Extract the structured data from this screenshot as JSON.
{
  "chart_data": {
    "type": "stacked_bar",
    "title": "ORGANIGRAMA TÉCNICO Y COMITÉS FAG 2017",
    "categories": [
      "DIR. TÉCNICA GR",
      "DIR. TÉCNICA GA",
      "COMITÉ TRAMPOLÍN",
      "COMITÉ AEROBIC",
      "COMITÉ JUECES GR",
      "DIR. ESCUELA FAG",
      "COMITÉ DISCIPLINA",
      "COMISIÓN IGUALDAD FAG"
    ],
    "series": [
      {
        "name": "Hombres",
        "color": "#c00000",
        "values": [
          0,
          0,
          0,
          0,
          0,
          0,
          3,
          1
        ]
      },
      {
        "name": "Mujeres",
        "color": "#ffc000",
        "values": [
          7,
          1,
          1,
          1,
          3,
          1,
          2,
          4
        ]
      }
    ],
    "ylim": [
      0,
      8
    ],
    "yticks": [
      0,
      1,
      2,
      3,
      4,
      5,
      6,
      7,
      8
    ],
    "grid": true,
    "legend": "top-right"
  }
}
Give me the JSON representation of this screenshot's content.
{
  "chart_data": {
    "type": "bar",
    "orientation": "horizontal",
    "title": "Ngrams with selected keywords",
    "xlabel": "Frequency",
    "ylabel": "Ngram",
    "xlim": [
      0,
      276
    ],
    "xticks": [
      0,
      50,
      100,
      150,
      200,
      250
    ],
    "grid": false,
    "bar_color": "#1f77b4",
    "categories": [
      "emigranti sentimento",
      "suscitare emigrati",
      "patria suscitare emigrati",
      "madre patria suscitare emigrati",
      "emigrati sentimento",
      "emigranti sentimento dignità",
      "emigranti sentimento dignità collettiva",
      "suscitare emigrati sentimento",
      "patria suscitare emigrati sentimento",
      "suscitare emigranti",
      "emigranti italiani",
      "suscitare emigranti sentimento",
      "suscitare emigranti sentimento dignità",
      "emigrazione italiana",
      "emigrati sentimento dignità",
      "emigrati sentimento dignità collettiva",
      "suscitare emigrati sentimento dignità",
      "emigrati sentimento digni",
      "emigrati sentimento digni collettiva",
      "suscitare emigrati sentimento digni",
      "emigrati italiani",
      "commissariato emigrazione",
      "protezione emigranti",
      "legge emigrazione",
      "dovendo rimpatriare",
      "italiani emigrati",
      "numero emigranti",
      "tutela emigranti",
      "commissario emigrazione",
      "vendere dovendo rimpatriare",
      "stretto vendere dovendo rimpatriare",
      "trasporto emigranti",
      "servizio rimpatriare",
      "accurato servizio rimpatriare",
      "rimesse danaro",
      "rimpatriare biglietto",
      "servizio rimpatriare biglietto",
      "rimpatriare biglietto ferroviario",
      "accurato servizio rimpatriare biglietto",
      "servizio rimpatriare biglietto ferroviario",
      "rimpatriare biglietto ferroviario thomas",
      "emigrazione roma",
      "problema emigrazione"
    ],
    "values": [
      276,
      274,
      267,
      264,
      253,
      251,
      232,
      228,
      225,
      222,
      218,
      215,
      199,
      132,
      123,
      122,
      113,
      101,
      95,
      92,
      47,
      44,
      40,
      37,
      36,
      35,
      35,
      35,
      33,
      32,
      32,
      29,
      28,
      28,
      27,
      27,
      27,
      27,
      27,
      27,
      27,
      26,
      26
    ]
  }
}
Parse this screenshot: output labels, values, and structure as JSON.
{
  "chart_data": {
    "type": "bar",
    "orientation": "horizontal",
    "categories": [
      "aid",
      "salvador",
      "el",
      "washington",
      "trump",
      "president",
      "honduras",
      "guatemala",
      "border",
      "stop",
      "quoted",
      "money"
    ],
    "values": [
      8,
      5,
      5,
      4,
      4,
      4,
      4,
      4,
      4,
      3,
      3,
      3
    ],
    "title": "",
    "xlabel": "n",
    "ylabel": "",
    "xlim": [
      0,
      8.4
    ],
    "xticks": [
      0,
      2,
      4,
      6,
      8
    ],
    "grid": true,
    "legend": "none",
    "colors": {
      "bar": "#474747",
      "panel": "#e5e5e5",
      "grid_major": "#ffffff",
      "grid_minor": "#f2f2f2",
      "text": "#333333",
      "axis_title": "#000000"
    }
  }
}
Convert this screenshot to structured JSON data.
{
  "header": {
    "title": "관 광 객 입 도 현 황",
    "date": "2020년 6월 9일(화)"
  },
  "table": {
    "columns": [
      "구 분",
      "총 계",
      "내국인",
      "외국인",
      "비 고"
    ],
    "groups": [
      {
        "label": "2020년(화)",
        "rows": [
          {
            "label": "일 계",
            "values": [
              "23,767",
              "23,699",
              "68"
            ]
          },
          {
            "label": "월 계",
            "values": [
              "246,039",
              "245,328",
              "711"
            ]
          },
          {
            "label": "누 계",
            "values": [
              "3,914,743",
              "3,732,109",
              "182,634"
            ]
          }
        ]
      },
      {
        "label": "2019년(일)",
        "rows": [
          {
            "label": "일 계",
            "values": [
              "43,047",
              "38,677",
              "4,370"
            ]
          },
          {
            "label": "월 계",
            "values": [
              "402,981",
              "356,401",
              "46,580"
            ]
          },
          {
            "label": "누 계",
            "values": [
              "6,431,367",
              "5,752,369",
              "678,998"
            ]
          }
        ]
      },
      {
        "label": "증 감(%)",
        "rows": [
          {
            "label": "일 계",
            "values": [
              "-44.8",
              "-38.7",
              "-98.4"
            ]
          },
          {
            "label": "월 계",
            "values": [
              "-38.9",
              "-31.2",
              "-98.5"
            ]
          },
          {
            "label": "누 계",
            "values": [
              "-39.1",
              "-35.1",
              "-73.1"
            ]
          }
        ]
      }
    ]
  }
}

- - - - -

#### TASK PROMPT
Pull out each record as written and restate it exactly.

#### ANSWER TO THE EXERCISE
Extract the structured data from this screenshot as JSON.
{
  "chart_data": {
    "type": "stacked_bar",
    "title": "ORGANIGRAMA TÉCNICO Y COMITÉS FAG 2017",
    "categories": [
      "DIR. TÉCNICA GR",
      "DIR. TÉCNICA GA",
      "COMITÉ TRAMPOLÍN",
      "COMITÉ AEROBIC",
      "COMITÉ JUECES GR",
      "DIR. ESCUELA FAG",
      "COMITÉ DISCIPLINA",
      "COMISIÓN IGUALDAD FAG"
    ],
    "series": [
      {
        "name": "Hombres",
        "color": "#c00000",
        "values": [
          0,
          0,
          0,
          0,
          0,
          0,
          3,
          1
        ]
      },
      {
        "name": "Mujeres",
        "color": "#ffc000",
        "values": [
          7,
          1,
          1,
          1,
          3,
          1,
          2,
          4
        ]
      }
    ],
    "ylim": [
      0,
      8
    ],
    "yticks": [
      0,
      1,
      2,
      3,
      4,
      5,
      6,
      7,
      8
    ],
    "grid": true,
    "legend": "top-right"
  }
}
Give me the JSON representation of this screenshot's content.
{
  "chart_data": {
    "type": "bar",
    "orientation": "horizontal",
    "title": "Ngrams with selected keywords",
    "xlabel": "Frequency",
    "ylabel": "Ngram",
    "xlim": [
      0,
      276
    ],
    "xticks": [
      0,
      50,
      100,
      150,
      200,
      250
    ],
    "grid": false,
    "bar_color": "#1f77b4",
    "categories": [
      "emigranti sentimento",
      "suscitare emigrati",
      "patria suscitare emigrati",
      "madre patria suscitare emigrati",
      "emigrati sentimento",
      "emigranti sentimento dignità",
      "emigranti sentimento dignità collettiva",
      "suscitare emigrati sentimento",
      "patria suscitare emigrati sentimento",
      "suscitare emigranti",
      "emigranti italiani",
      "suscitare emigranti sentimento",
      "suscitare emigranti sentimento dignità",
      "emigrazione italiana",
      "emigrati sentimento dignità",
      "emigrati sentimento dignità collettiva",
      "suscitare emigrati sentimento dignità",
      "emigrati sentimento digni",
      "emigrati sentimento digni collettiva",
      "suscitare emigrati sentimento digni",
      "emigrati italiani",
      "commissariato emigrazione",
      "protezione emigranti",
      "legge emigrazione",
      "dovendo rimpatriare",
      "italiani emigrati",
      "numero emigranti",
      "tutela emigranti",
      "commissario emigrazione",
      "vendere dovendo rimpatriare",
      "stretto vendere dovendo rimpatriare",
      "trasporto emigranti",
      "servizio rimpatriare",
      "accurato servizio rimpatriare",
      "rimesse danaro",
      "rimpatriare biglietto",
      "servizio rimpatriare biglietto",
      "rimpatriare biglietto ferroviario",
      "accurato servizio rimpatriare biglietto",
      "servizio rimpatriare biglietto ferroviario",
      "rimpatriare biglietto ferroviario thomas",
      "emigrazione roma",
      "problema emigrazione"
    ],
    "values": [
      276,
      274,
      267,
      264,
      253,
      251,
      232,
      228,
      225,
      222,
      218,
      215,
      199,
      132,
      123,
      122,
      113,
      101,
      95,
      92,
      47,
      44,
      40,
      37,
      36,
      35,
      35,
      35,
      33,
      32,
      32,
      29,
      28,
      28,
      27,
      27,
      27,
      27,
      27,
      27,
      27,
      26,
      26
    ]
  }
}
Parse this screenshot: output labels, values, and structure as JSON.
{
  "chart_data": {
    "type": "bar",
    "orientation": "horizontal",
    "categories": [
      "aid",
      "salvador",
      "el",
      "washington",
      "trump",
      "president",
      "honduras",
      "guatemala",
      "border",
      "stop",
      "quoted",
      "money"
    ],
    "values": [
      8,
      5,
      5,
      4,
      4,
      4,
      4,
      4,
      4,
      3,
      3,
      3
    ],
    "title": "",
    "xlabel": "n",
    "ylabel": "",
    "xlim": [
      0,
      8.4
    ],
    "xticks": [
      0,
      2,
      4,
      6,
      8
    ],
    "grid": true,
    "legend": "none",
    "colors": {
      "bar": "#474747",
      "panel": "#e5e5e5",
      "grid_major": "#ffffff",
      "grid_minor": "#f2f2f2",
      "text": "#333333",
      "axis_title": "#000000"
    }
  }
}
Convert this screenshot to structured JSON data.
{
  "header": {
    "title": "관 광 객 입 도 현 황",
    "date": "2020년 6월 9일(화)"
  },
  "table": {
    "columns": [
      "구 분",
      "총 계",
      "내국인",
      "외국인",
      "비 고"
    ],
    "groups": [
      {
        "label": "2020년(화)",
        "rows": [
          {
            "label": "일 계",
            "values": [
              "23,767",
              "23,699",
              "68"
            ]
          },
          {
            "label": "월 계",
            "values": [
              "246,039",
              "245,328",
              "711"
            ]
          },
          {
            "label": "누 계",
            "values": [
              "3,914,743",
              "3,732,109",
              "182,634"
            ]
          }
        ]
      },
      {
        "label": "2019년(일)",
        "rows": [
          {
            "label": "일 계",
            "values": [
              "43,047",
              "38,677",
              "4,370"
            ]
          },
          {
            "label": "월 계",
            "values": [
              "402,981",
              "356,401",
              "46,580"
            ]
          },
          {
            "label": "누 계",
            "values": [
              "6,431,367",
              "5,752,369",
              "678,998"
            ]
          }
        ]
      },
      {
        "label": "증 감(%)",
        "rows": [
          {
            "label": "일 계",
            "values": [
              "-44.8",
              "-38.7",
              "-98.4"
            ]
          },
          {
            "label": "월 계",
            "values": [
              "-38.9",
              "-31.2",
              "-98.5"
            ]
          },
          {
            "label": "누 계",
            "values": [
              "-39.1",
              "-35.1",
              "-73.1"
            ]
          }
        ]
      }
    ]
  }
}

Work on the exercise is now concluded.